**Stated goal**
Each entry needs to be restated exactly as written.

**Information provided**
[START]
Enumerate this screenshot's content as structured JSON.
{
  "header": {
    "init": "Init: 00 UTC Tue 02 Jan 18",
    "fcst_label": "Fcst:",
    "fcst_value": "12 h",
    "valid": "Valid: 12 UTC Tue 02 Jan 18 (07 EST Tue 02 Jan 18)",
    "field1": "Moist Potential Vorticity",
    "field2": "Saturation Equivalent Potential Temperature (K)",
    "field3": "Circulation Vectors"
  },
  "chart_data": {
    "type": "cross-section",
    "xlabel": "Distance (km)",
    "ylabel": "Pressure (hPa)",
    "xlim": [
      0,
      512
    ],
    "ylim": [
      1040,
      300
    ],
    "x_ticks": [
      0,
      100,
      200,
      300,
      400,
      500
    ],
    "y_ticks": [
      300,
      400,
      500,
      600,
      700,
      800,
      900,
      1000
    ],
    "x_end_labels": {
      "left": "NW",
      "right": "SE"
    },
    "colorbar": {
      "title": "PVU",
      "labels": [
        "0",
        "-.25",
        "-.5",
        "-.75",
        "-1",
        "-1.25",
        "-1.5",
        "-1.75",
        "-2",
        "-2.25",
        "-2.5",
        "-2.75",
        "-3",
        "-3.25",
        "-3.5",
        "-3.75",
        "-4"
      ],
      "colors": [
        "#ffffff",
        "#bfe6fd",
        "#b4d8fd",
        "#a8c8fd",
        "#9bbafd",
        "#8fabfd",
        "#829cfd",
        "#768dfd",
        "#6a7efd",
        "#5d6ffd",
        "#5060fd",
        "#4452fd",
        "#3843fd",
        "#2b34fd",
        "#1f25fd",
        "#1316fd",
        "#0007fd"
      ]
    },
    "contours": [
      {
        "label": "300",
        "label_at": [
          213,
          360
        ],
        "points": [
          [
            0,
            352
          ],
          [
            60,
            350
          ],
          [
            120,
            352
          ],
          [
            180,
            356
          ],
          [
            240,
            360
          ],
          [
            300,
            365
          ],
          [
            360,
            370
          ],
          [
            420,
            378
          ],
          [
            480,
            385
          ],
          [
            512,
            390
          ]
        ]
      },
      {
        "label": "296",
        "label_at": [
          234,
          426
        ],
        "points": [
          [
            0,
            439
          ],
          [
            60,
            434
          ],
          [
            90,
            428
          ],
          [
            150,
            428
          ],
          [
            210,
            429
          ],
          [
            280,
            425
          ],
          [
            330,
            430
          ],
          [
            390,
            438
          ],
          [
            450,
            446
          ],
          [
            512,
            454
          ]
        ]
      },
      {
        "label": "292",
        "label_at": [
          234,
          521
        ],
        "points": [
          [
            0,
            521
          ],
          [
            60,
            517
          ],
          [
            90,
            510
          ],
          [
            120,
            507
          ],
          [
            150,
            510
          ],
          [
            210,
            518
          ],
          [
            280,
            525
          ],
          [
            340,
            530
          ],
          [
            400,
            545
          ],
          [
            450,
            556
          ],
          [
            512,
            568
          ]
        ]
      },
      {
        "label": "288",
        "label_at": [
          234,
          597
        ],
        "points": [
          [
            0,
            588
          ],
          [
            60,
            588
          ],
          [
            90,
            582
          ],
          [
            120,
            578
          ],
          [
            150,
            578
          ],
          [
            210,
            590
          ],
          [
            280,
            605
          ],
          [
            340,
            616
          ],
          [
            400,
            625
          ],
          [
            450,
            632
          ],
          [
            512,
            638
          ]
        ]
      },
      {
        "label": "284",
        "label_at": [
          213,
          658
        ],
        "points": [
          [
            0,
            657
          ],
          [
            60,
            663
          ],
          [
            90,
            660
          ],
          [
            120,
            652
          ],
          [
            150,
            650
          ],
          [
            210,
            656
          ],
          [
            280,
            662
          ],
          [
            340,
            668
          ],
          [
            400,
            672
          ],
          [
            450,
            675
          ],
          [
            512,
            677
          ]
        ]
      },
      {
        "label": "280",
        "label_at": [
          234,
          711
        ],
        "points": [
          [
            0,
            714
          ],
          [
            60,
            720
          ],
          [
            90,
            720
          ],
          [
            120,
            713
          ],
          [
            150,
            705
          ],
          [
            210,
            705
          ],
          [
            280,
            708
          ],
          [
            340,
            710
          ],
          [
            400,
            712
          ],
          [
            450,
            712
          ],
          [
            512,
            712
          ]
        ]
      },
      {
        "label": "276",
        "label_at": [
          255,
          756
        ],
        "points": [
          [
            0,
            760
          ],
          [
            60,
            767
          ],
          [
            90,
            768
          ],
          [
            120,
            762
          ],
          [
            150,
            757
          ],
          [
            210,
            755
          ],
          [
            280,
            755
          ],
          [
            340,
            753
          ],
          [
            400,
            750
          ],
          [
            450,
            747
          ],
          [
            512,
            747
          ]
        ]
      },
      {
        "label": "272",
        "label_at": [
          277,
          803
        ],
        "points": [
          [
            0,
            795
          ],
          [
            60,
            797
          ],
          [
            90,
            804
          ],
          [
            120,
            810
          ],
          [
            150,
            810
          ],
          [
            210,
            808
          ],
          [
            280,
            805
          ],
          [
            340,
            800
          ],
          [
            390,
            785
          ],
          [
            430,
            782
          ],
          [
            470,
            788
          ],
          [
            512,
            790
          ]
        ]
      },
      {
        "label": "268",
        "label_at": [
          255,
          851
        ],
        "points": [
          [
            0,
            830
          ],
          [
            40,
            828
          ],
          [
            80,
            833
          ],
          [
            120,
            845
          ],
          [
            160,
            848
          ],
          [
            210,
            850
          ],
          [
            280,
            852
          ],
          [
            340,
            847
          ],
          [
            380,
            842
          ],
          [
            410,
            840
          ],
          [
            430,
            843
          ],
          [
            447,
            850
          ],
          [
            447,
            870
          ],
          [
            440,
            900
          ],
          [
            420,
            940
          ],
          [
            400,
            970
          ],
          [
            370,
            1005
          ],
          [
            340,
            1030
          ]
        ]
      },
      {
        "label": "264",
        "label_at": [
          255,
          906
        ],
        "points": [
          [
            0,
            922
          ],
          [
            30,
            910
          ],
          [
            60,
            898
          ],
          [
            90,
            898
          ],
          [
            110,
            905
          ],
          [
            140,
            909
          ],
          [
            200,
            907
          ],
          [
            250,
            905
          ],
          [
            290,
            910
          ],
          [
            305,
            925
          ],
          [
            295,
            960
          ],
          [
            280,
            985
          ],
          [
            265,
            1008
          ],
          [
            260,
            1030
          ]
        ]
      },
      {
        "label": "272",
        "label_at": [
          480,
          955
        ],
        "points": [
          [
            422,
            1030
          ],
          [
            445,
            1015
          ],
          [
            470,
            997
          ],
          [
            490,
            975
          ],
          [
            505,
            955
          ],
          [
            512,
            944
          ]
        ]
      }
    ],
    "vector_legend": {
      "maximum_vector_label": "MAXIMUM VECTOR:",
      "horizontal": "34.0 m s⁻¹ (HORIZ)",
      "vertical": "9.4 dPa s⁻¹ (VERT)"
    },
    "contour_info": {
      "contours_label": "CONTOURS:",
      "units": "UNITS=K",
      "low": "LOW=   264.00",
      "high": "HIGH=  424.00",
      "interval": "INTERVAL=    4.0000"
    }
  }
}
[END]
**Answer to the task**
Enumerate this screenshot's content as structured JSON.
{
  "header": {
    "init": "Init: 00 UTC Tue 02 Jan 18",
    "fcst_label": "Fcst:",
    "fcst_value": "12 h",
    "valid": "Valid: 12 UTC Tue 02 Jan 18 (07 EST Tue 02 Jan 18)",
    "field1": "Moist Potential Vorticity",
    "field2": "Saturation Equivalent Potential Temperature (K)",
    "field3": "Circulation Vectors"
  },
  "chart_data": {
    "type": "cross-section",
    "xlabel": "Distance (km)",
    "ylabel": "Pressure (hPa)",
    "xlim": [
      0,
      512
    ],
    "ylim": [
      1040,
      300
    ],
    "x_ticks": [
      0,
      100,
      200,
      300,
      400,
      500
    ],
    "y_ticks": [
      300,
      400,
      500,
      600,
      700,
      800,
      900,
      1000
    ],
    "x_end_labels": {
      "left": "NW",
      "right": "SE"
    },
    "colorbar": {
      "title": "PVU",
      "labels": [
        "0",
        "-.25",
        "-.5",
        "-.75",
        "-1",
        "-1.25",
        "-1.5",
        "-1.75",
        "-2",
        "-2.25",
        "-2.5",
        "-2.75",
        "-3",
        "-3.25",
        "-3.5",
        "-3.75",
        "-4"
      ],
      "colors": [
        "#ffffff",
        "#bfe6fd",
        "#b4d8fd",
        "#a8c8fd",
        "#9bbafd",
        "#8fabfd",
        "#829cfd",
        "#768dfd",
        "#6a7efd",
        "#5d6ffd",
        "#5060fd",
        "#4452fd",
        "#3843fd",
        "#2b34fd",
        "#1f25fd",
        "#1316fd",
        "#0007fd"
      ]
    },
    "contours": [
      {
        "label": "300",
        "label_at": [
          213,
          360
        ],
        "points": [
          [
            0,
            352
          ],
          [
            60,
            350
          ],
          [
            120,
            352
          ],
          [
            180,
            356
          ],
          [
            240,
            360
          ],
          [
            300,
            365
          ],
          [
            360,
            370
          ],
          [
            420,
            378
          ],
          [
            480,
            385
          ],
          [
            512,
            390
          ]
        ]
      },
      {
        "label": "296",
        "label_at": [
          234,
          426
        ],
        "points": [
          [
            0,
            439
          ],
          [
            60,
            434
          ],
          [
            90,
            428
          ],
          [
            150,
            428
          ],
          [
            210,
            429
          ],
          [
            280,
            425
          ],
          [
            330,
            430
          ],
          [
            390,
            438
          ],
          [
            450,
            446
          ],
          [
            512,
            454
          ]
        ]
      },
      {
        "label": "292",
        "label_at": [
          234,
          521
        ],
        "points": [
          [
            0,
            521
          ],
          [
            60,
            517
          ],
          [
            90,
            510
          ],
          [
            120,
            507
          ],
          [
            150,
            510
          ],
          [
            210,
            518
          ],
          [
            280,
            525
          ],
          [
            340,
            530
          ],
          [
            400,
            545
          ],
          [
            450,
            556
          ],
          [
            512,
            568
          ]
        ]
      },
      {
        "label": "288",
        "label_at": [
          234,
          597
        ],
        "points": [
          [
            0,
            588
          ],
          [
            60,
            588
          ],
          [
            90,
            582
          ],
          [
            120,
            578
          ],
          [
            150,
            578
          ],
          [
            210,
            590
          ],
          [
            280,
            605
          ],
          [
            340,
            616
          ],
          [
            400,
            625
          ],
          [
            450,
            632
          ],
          [
            512,
            638
          ]
        ]
      },
      {
        "label": "284",
        "label_at": [
          213,
          658
        ],
        "points": [
          [
            0,
            657
          ],
          [
            60,
            663
          ],
          [
            90,
            660
          ],
          [
            120,
            652
          ],
          [
            150,
            650
          ],
          [
            210,
            656
          ],
          [
            280,
            662
          ],
          [
            340,
            668
          ],
          [
            400,
            672
          ],
          [
            450,
            675
          ],
          [
            512,
            677
          ]
        ]
      },
      {
        "label": "280",
        "label_at": [
          234,
          711
        ],
        "points": [
          [
            0,
            714
          ],
          [
            60,
            720
          ],
          [
            90,
            720
          ],
          [
            120,
            713
          ],
          [
            150,
            705
          ],
          [
            210,
            705
          ],
          [
            280,
            708
          ],
          [
            340,
            710
          ],
          [
            400,
            712
          ],
          [
            450,
            712
          ],
          [
            512,
            712
          ]
        ]
      },
      {
        "label": "276",
        "label_at": [
          255,
          756
        ],
        "points": [
          [
            0,
            760
          ],
          [
            60,
            767
          ],
          [
            90,
            768
          ],
          [
            120,
            762
          ],
          [
            150,
            757
          ],
          [
            210,
            755
          ],
          [
            280,
            755
          ],
          [
            340,
            753
          ],
          [
            400,
            750
          ],
          [
            450,
            747
          ],
          [
            512,
            747
          ]
        ]
      },
      {
        "label": "272",
        "label_at": [
          277,
          803
        ],
        "points": [
          [
            0,
            795
          ],
          [
            60,
            797
          ],
          [
            90,
            804
          ],
          [
            120,
            810
          ],
          [
            150,
            810
          ],
          [
            210,
            808
          ],
          [
            280,
            805
          ],
          [
            340,
            800
          ],
          [
            390,
            785
          ],
          [
            430,
            782
          ],
          [
            470,
            788
          ],
          [
            512,
            790
          ]
        ]
      },
      {
        "label": "268",
        "label_at": [
          255,
          851
        ],
        "points": [
          [
            0,
            830
          ],
          [
            40,
            828
          ],
          [
            80,
            833
          ],
          [
            120,
            845
          ],
          [
            160,
            848
          ],
          [
            210,
            850
          ],
          [
            280,
            852
          ],
          [
            340,
            847
          ],
          [
            380,
            842
          ],
          [
            410,
            840
          ],
          [
            430,
            843
          ],
          [
            447,
            850
          ],
          [
            447,
            870
          ],
          [
            440,
            900
          ],
          [
            420,
            940
          ],
          [
            400,
            970
          ],
          [
            370,
            1005
          ],
          [
            340,
            1030
          ]
        ]
      },
      {
        "label": "264",
        "label_at": [
          255,
          906
        ],
        "points": [
          [
            0,
            922
          ],
          [
            30,
            910
          ],
          [
            60,
            898
          ],
          [
            90,
            898
          ],
          [
            110,
            905
          ],
          [
            140,
            909
          ],
          [
            200,
            907
          ],
          [
            250,
            905
          ],
          [
            290,
            910
          ],
          [
            305,
            925
          ],
          [
            295,
            960
          ],
          [
            280,
            985
          ],
          [
            265,
            1008
          ],
          [
            260,
            1030
          ]
        ]
      },
      {
        "label": "272",
        "label_at": [
          480,
          955
        ],
        "points": [
          [
            422,
            1030
          ],
          [
            445,
            1015
          ],
          [
            470,
            997
          ],
          [
            490,
            975
          ],
          [
            505,
            955
          ],
          [
            512,
            944
          ]
        ]
      }
    ],
    "vector_legend": {
      "maximum_vector_label": "MAXIMUM VECTOR:",
      "horizontal": "34.0 m s⁻¹ (HORIZ)",
      "vertical": "9.4 dPa s⁻¹ (VERT)"
    },
    "contour_info": {
      "contours_label": "CONTOURS:",
      "units": "UNITS=K",
      "low": "LOW=   264.00",
      "high": "HIGH=  424.00",
      "interval": "INTERVAL=    4.0000"
    }
  }
}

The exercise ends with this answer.